Prompt: Transcribe the records below exactly as they appear, omitting any pictures.

Data items:

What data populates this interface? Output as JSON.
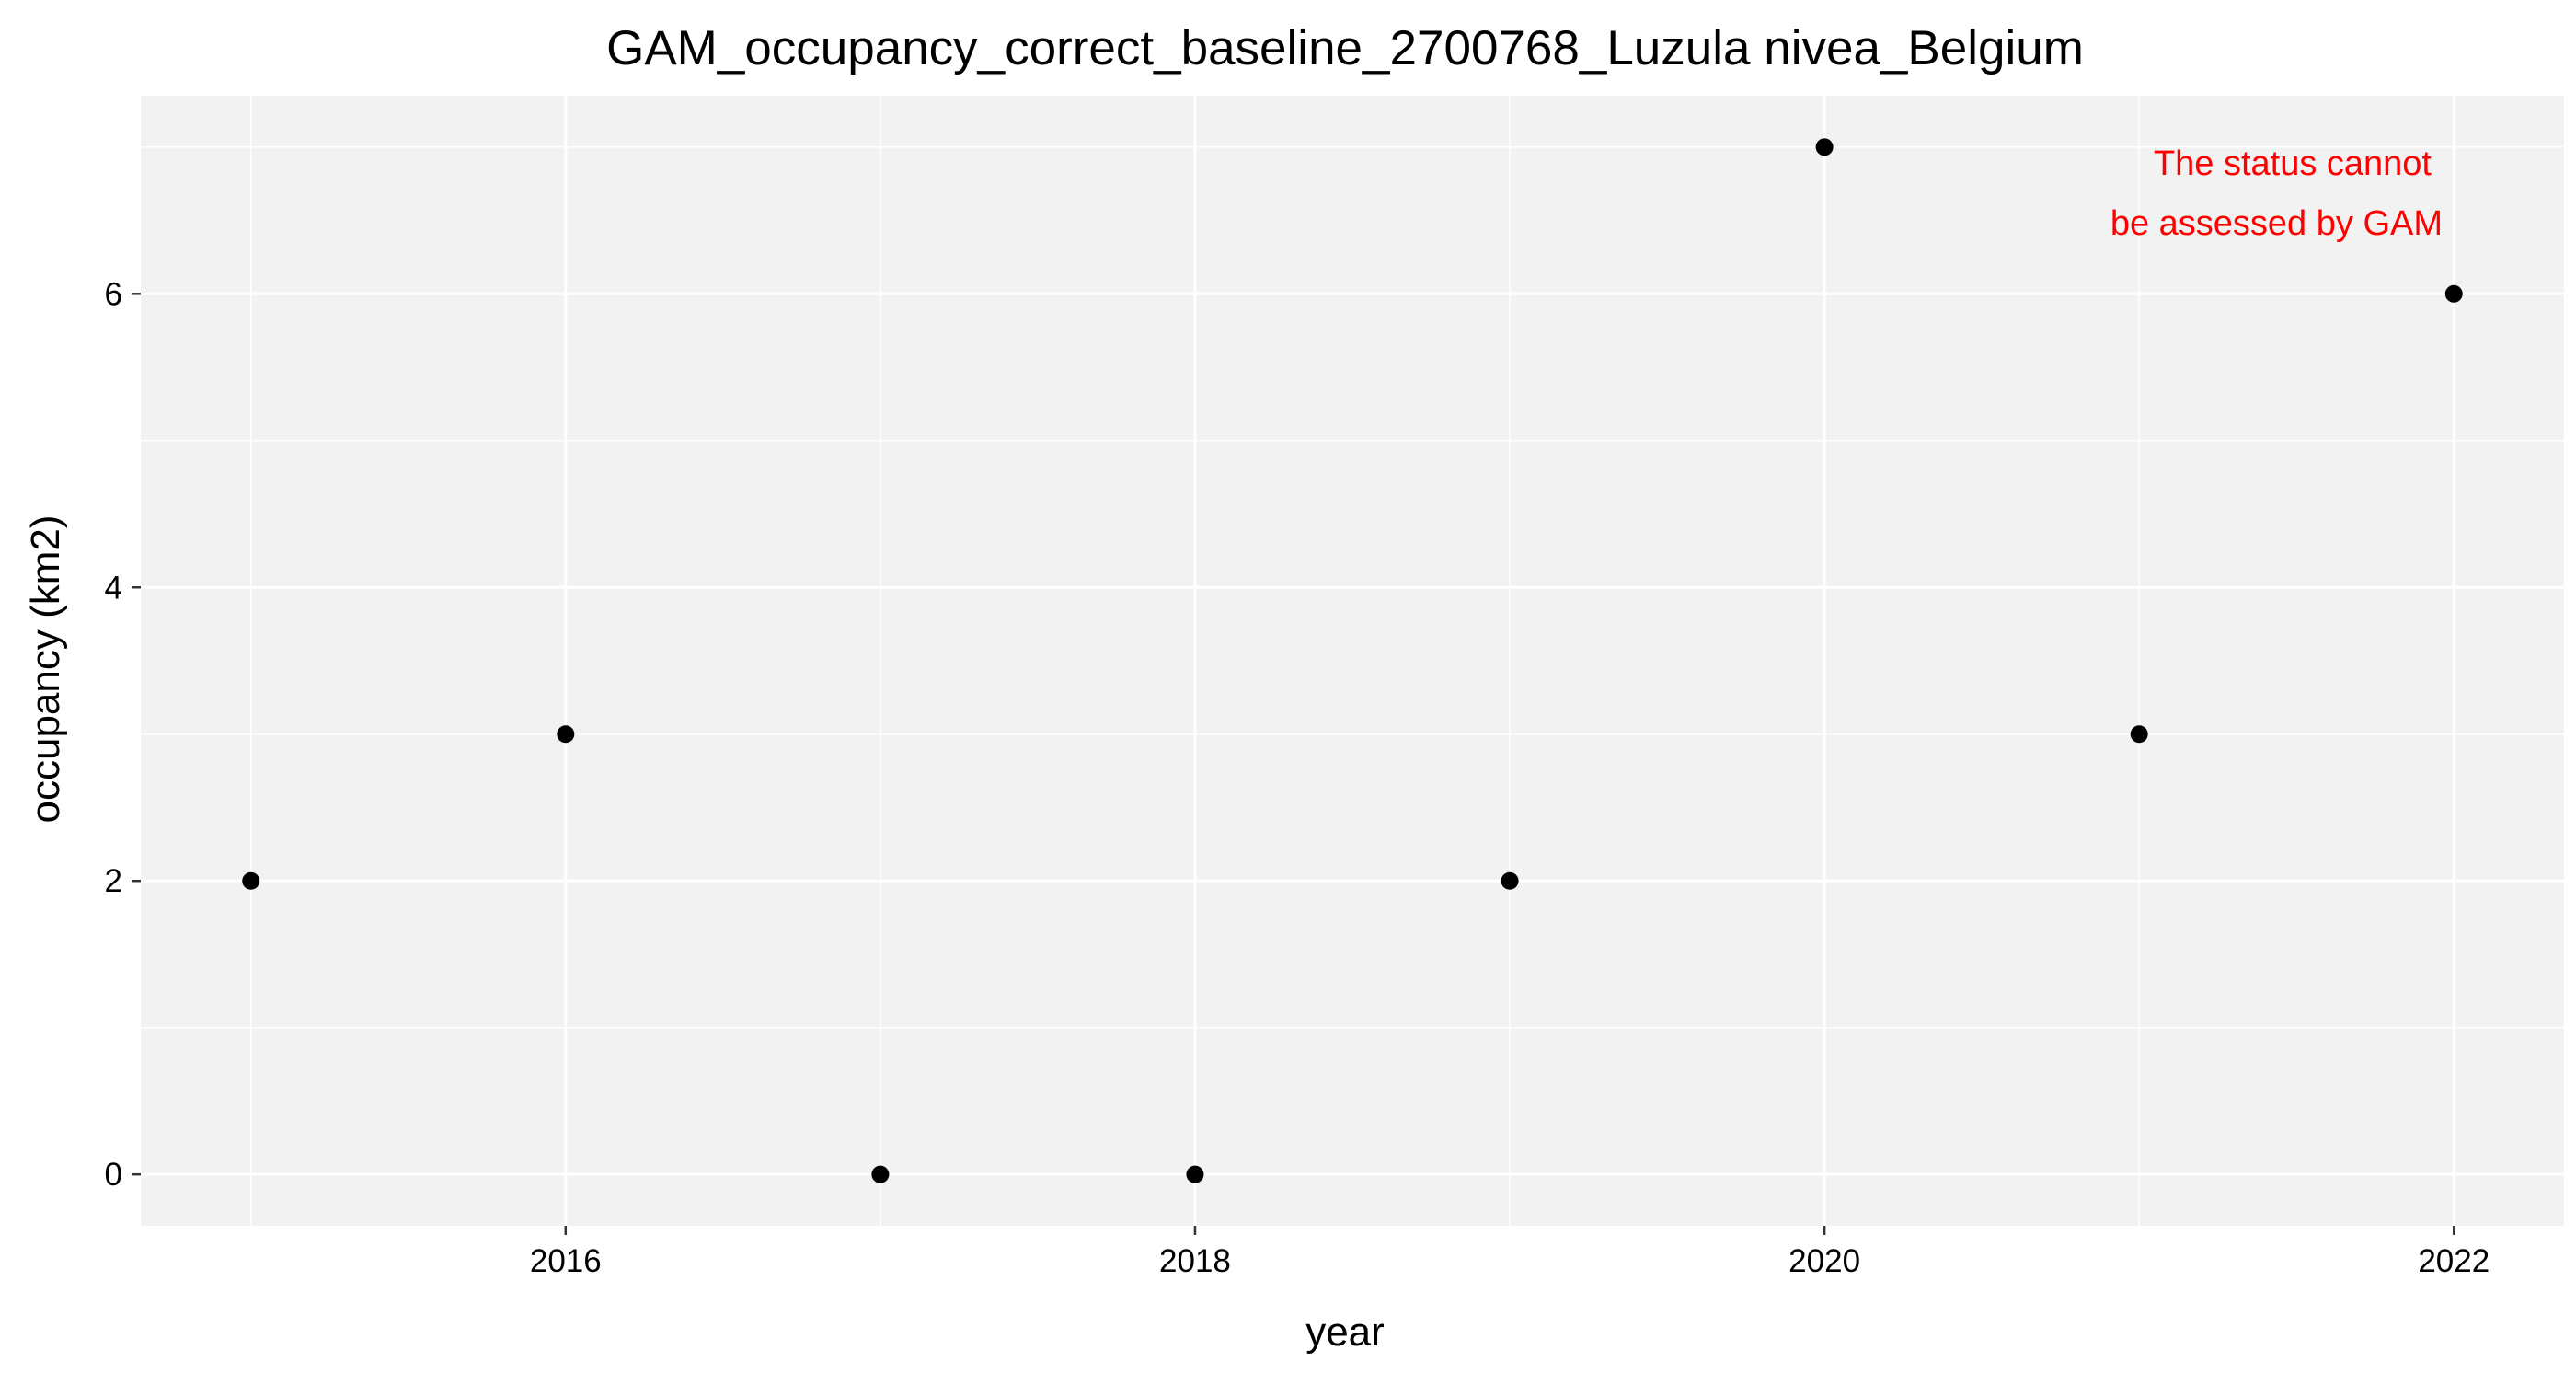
{
  "chart_data": {
    "type": "scatter",
    "title": "GAM_occupancy_correct_baseline_2700768_Luzula nivea_Belgium",
    "xlabel": "year",
    "ylabel": "occupancy (km2)",
    "x": [
      2015,
      2016,
      2017,
      2018,
      2019,
      2020,
      2021,
      2022
    ],
    "series": [
      {
        "values": [
          2,
          3,
          0,
          0,
          2,
          7,
          3,
          6
        ]
      }
    ],
    "xlim": [
      2014.65,
      2022.35
    ],
    "ylim": [
      -0.35,
      7.35
    ],
    "x_ticks": [
      2016,
      2018,
      2020,
      2022
    ],
    "y_ticks": [
      0,
      2,
      4,
      6
    ],
    "x_minor": [
      2015,
      2017,
      2019,
      2021
    ],
    "y_minor": [
      1,
      3,
      5,
      7
    ],
    "grid": true,
    "legend": "none",
    "annotation": {
      "lines": [
        "The status cannot",
        "be assessed by GAM"
      ],
      "color": "#ff0000"
    },
    "colors": {
      "panel": "#f2f2f2",
      "grid": "#ffffff",
      "point": "#000000",
      "text": "#000000"
    }
  }
}
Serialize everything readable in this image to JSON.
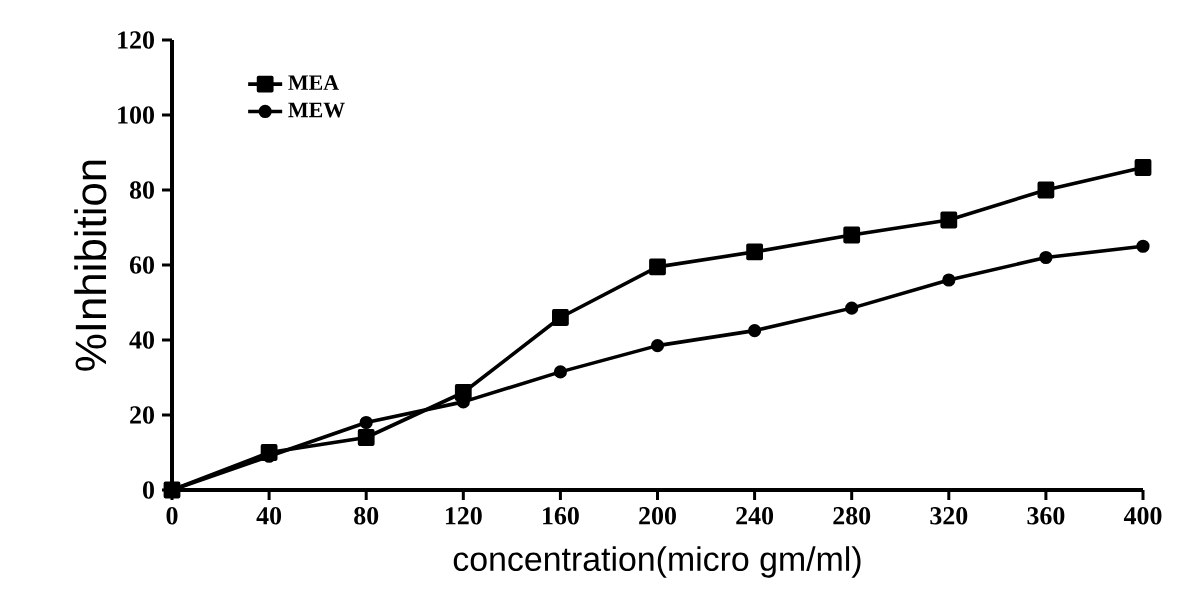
{
  "chart_data": {
    "type": "line",
    "xlabel": "concentration(micro gm/ml)",
    "ylabel": "%Inhibition",
    "x": [
      0,
      40,
      80,
      120,
      160,
      200,
      240,
      280,
      320,
      360,
      400
    ],
    "series": [
      {
        "name": "MEA",
        "color": "#000000",
        "marker": "square",
        "values": [
          0,
          10,
          14,
          26,
          46,
          59.5,
          63.5,
          68,
          72,
          80,
          86
        ]
      },
      {
        "name": "MEW",
        "color": "#000000",
        "marker": "circle",
        "values": [
          0,
          9,
          18,
          23.5,
          31.5,
          38.5,
          42.5,
          48.5,
          56,
          62,
          65
        ]
      }
    ],
    "xlim": [
      0,
      400
    ],
    "xticks": [
      0,
      40,
      80,
      120,
      160,
      200,
      240,
      280,
      320,
      360,
      400
    ],
    "ylim": [
      0,
      120
    ],
    "yticks": [
      0,
      20,
      40,
      60,
      80,
      100,
      120
    ],
    "grid": false,
    "legend": "top left",
    "line_style": "solid"
  }
}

Response:
What data populates this interface? Output as JSON.
{
  "chart_data": {
    "type": "scatter",
    "title": "GAM_occupancy_correct_baseline_2700768_Luzula nivea_Belgium",
    "xlabel": "year",
    "ylabel": "occupancy (km2)",
    "x": [
      2015,
      2016,
      2017,
      2018,
      2019,
      2020,
      2021,
      2022
    ],
    "series": [
      {
        "values": [
          2,
          3,
          0,
          0,
          2,
          7,
          3,
          6
        ]
      }
    ],
    "xlim": [
      2014.65,
      2022.35
    ],
    "ylim": [
      -0.35,
      7.35
    ],
    "x_ticks": [
      2016,
      2018,
      2020,
      2022
    ],
    "y_ticks": [
      0,
      2,
      4,
      6
    ],
    "x_minor": [
      2015,
      2017,
      2019,
      2021
    ],
    "y_minor": [
      1,
      3,
      5,
      7
    ],
    "grid": true,
    "legend": "none",
    "annotation": {
      "lines": [
        "The status cannot",
        "be assessed by GAM"
      ],
      "color": "#ff0000"
    },
    "colors": {
      "panel": "#f2f2f2",
      "grid": "#ffffff",
      "point": "#000000",
      "text": "#000000"
    }
  }
}
Serialize everything readable in this image to JSON.
{
  "chart_data": {
    "type": "line",
    "xlabel": "concentration(micro gm/ml)",
    "ylabel": "%Inhibition",
    "x": [
      0,
      40,
      80,
      120,
      160,
      200,
      240,
      280,
      320,
      360,
      400
    ],
    "series": [
      {
        "name": "MEA",
        "color": "#000000",
        "marker": "square",
        "values": [
          0,
          10,
          14,
          26,
          46,
          59.5,
          63.5,
          68,
          72,
          80,
          86
        ]
      },
      {
        "name": "MEW",
        "color": "#000000",
        "marker": "circle",
        "values": [
          0,
          9,
          18,
          23.5,
          31.5,
          38.5,
          42.5,
          48.5,
          56,
          62,
          65
        ]
      }
    ],
    "xlim": [
      0,
      400
    ],
    "xticks": [
      0,
      40,
      80,
      120,
      160,
      200,
      240,
      280,
      320,
      360,
      400
    ],
    "ylim": [
      0,
      120
    ],
    "yticks": [
      0,
      20,
      40,
      60,
      80,
      100,
      120
    ],
    "grid": false,
    "legend": "top left",
    "line_style": "solid"
  }
}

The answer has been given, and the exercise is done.